Records for this exercise
>>>

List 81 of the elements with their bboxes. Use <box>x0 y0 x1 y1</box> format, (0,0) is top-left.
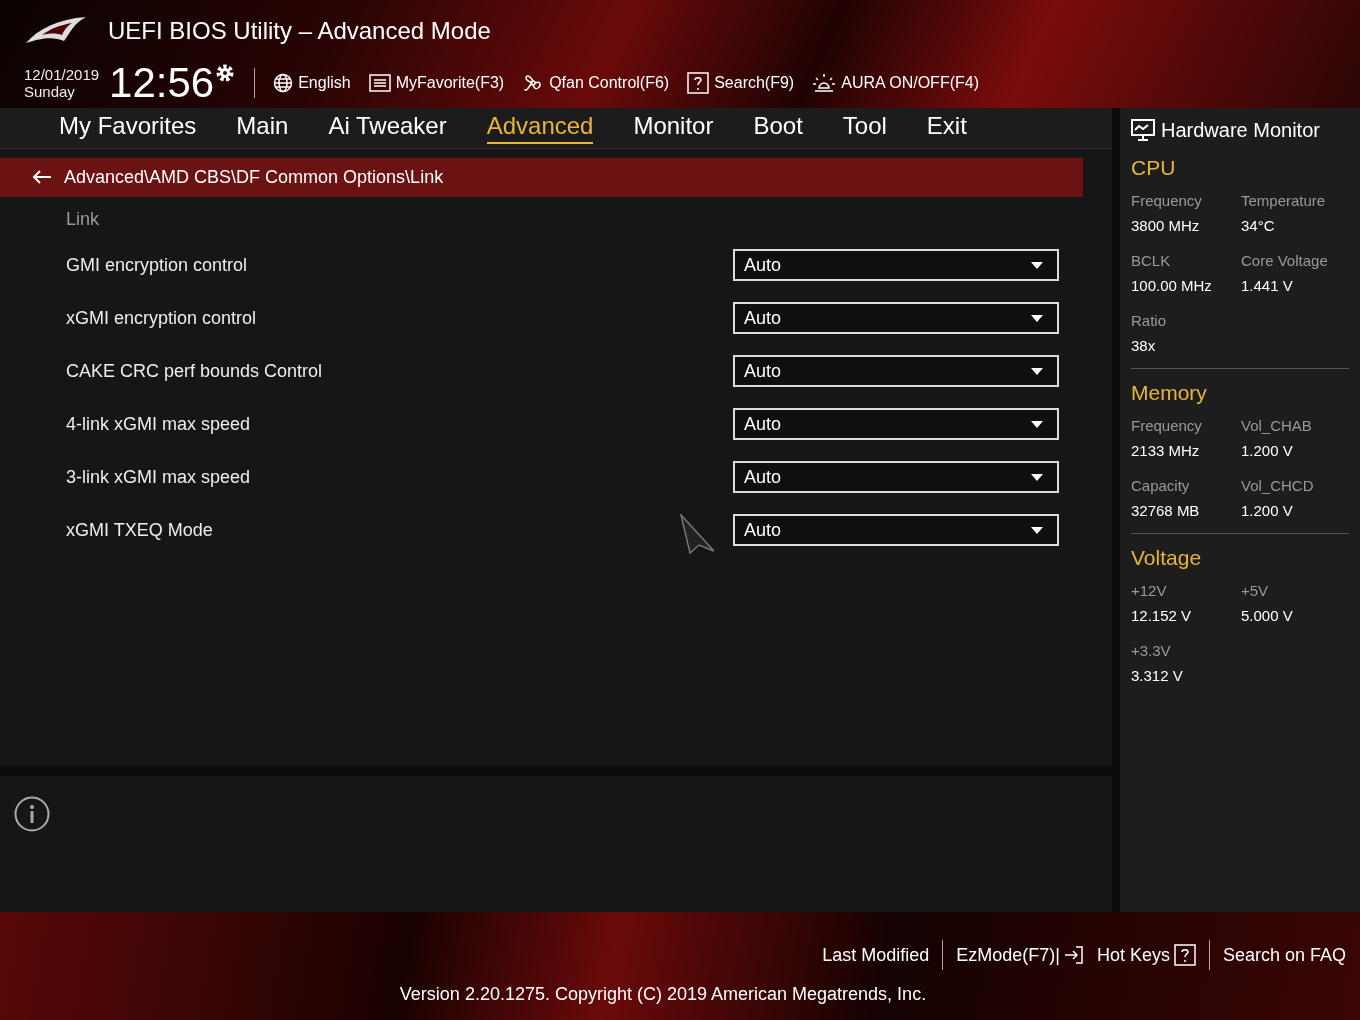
reading-value: 3.312 V <box>1131 667 1184 684</box>
setting-label: 3-link xGMI max speed <box>66 466 251 488</box>
breadcrumb-bar[interactable]: Advanced\AMD CBS\DF Common Options\Link <box>0 157 1083 197</box>
reading-value: 1.200 V <box>1241 442 1294 459</box>
clock-time: 12:56 <box>109 62 215 104</box>
info-icon <box>14 796 50 833</box>
reading-value: 12.152 V <box>1131 607 1193 624</box>
back-arrow-icon <box>32 169 52 186</box>
footer-link[interactable]: EzMode(F7)| <box>956 944 1084 966</box>
setting-dropdown[interactable]: Auto <box>733 249 1059 282</box>
footer-link[interactable]: Search on FAQ <box>1222 944 1346 966</box>
monitor-icon <box>1131 119 1155 141</box>
menu-tab[interactable]: Main <box>236 111 289 144</box>
caret-icon <box>1031 314 1043 322</box>
monitor-section-title: Memory <box>1131 381 1208 405</box>
help-icon <box>1173 944 1196 966</box>
setting-label: CAKE CRC perf bounds Control <box>66 360 323 382</box>
menu-tab[interactable]: Ai Tweaker <box>328 111 447 144</box>
mouse-pointer-icon <box>680 513 716 554</box>
caret-icon <box>1031 261 1043 269</box>
toolbar-button[interactable]: Qfan Control(F6) <box>522 72 670 94</box>
menu-tab[interactable]: Boot <box>753 111 803 144</box>
setting-dropdown[interactable]: Auto <box>733 461 1059 494</box>
reading-value: 2133 MHz <box>1131 442 1201 459</box>
reading-label: +5V <box>1241 582 1270 599</box>
setting-label: 4-link xGMI max speed <box>66 413 251 435</box>
day-text: Sunday <box>24 83 76 100</box>
menu-tab[interactable]: My Favorites <box>59 111 197 144</box>
exit-icon <box>1063 945 1084 965</box>
reading-label: BCLK <box>1131 252 1172 269</box>
version-text: Version 2.20.1275. Copyright (C) 2019 American Megatrends, Inc. <box>399 984 927 1005</box>
reading-value: 1.441 V <box>1241 277 1294 294</box>
reading-label: Vol_CHAB <box>1241 417 1313 434</box>
reading-value: 34°C <box>1241 217 1276 234</box>
setting-label: GMI encryption control <box>66 254 248 276</box>
reading-value: 5.000 V <box>1241 607 1294 624</box>
menu-tab[interactable]: Advanced <box>486 111 594 144</box>
reading-label: Frequency <box>1131 417 1203 434</box>
list-icon <box>368 74 391 92</box>
monitor-section-title: Voltage <box>1131 546 1203 570</box>
caret-icon <box>1031 473 1043 481</box>
help-icon <box>687 72 710 94</box>
monitor-section-title: CPU <box>1131 156 1177 180</box>
setting-dropdown[interactable]: Auto <box>733 355 1059 388</box>
reading-label: Core Voltage <box>1241 252 1329 269</box>
footer-link[interactable]: Hot Keys <box>1096 944 1196 966</box>
window-title: UEFI BIOS Utility – Advanced Mode <box>108 17 491 45</box>
toolbar-button[interactable]: English <box>273 73 351 93</box>
caret-icon <box>1031 526 1043 534</box>
section-heading: Link <box>66 208 101 231</box>
reading-value: 100.00 MHz <box>1131 277 1213 294</box>
setting-dropdown[interactable]: Auto <box>733 408 1059 441</box>
reading-label: Ratio <box>1131 312 1168 329</box>
menu-tab[interactable]: Tool <box>842 111 887 144</box>
setting-label: xGMI TXEQ Mode <box>66 519 213 541</box>
setting-dropdown[interactable]: Auto <box>733 302 1059 335</box>
caret-icon <box>1031 367 1043 375</box>
setting-label: xGMI encryption control <box>66 307 257 329</box>
reading-label: +12V <box>1131 582 1168 599</box>
date-text: 12/01/2019 <box>24 66 100 83</box>
reading-label: Temperature <box>1241 192 1327 209</box>
reading-value: 38x <box>1131 337 1157 354</box>
toolbar-button[interactable]: MyFavorite(F3) <box>368 74 505 92</box>
breadcrumb-path: Advanced\AMD CBS\DF Common Options\Link <box>64 166 444 188</box>
caret-icon <box>1031 420 1043 428</box>
reading-value: 1.200 V <box>1241 502 1294 519</box>
monitor-title-text: Hardware Monitor <box>1161 118 1320 142</box>
menu-tab[interactable]: Exit <box>926 111 967 144</box>
setting-dropdown[interactable]: Auto <box>733 514 1059 547</box>
reading-label: Capacity <box>1131 477 1191 494</box>
globe-icon <box>273 73 294 93</box>
reading-value: 32768 MB <box>1131 502 1201 519</box>
reading-label: Frequency <box>1131 192 1203 209</box>
toolbar-button[interactable]: Search(F9) <box>687 72 795 94</box>
reading-value: 3800 MHz <box>1131 217 1201 234</box>
reading-label: +3.3V <box>1131 642 1172 659</box>
toolbar-button[interactable]: AURA ON/OFF(F4) <box>812 72 979 94</box>
footer-link[interactable]: Last Modified <box>822 944 930 966</box>
light-icon <box>812 72 837 94</box>
menu-tab[interactable]: Monitor <box>633 111 714 144</box>
reading-label: Vol_CHCD <box>1241 477 1315 494</box>
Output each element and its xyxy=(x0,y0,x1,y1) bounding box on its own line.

<<<

Problem description
Write out the items word for word, covering the stretch from the line containing "reading-value: 3.312 V" through the line containing "mouse-pointer-icon <box>680 513 716 554</box>".

Task solution
reading-value: 3.312 V <box>1131 667 1184 684</box>
setting-label: 3-link xGMI max speed <box>66 466 251 488</box>
breadcrumb-bar[interactable]: Advanced\AMD CBS\DF Common Options\Link <box>0 157 1083 197</box>
reading-value: 1.200 V <box>1241 442 1294 459</box>
clock-time: 12:56 <box>109 62 215 104</box>
info-icon <box>14 796 50 833</box>
reading-value: 12.152 V <box>1131 607 1193 624</box>
back-arrow-icon <box>32 169 52 186</box>
footer-link[interactable]: EzMode(F7)| <box>956 944 1084 966</box>
setting-dropdown[interactable]: Auto <box>733 249 1059 282</box>
footer-link[interactable]: Search on FAQ <box>1222 944 1346 966</box>
monitor-icon <box>1131 119 1155 141</box>
menu-tab[interactable]: Main <box>236 111 289 144</box>
caret-icon <box>1031 314 1043 322</box>
monitor-section-title: Memory <box>1131 381 1208 405</box>
help-icon <box>1173 944 1196 966</box>
setting-label: CAKE CRC perf bounds Control <box>66 360 323 382</box>
menu-tab[interactable]: Ai Tweaker <box>328 111 447 144</box>
mouse-pointer-icon <box>680 513 716 554</box>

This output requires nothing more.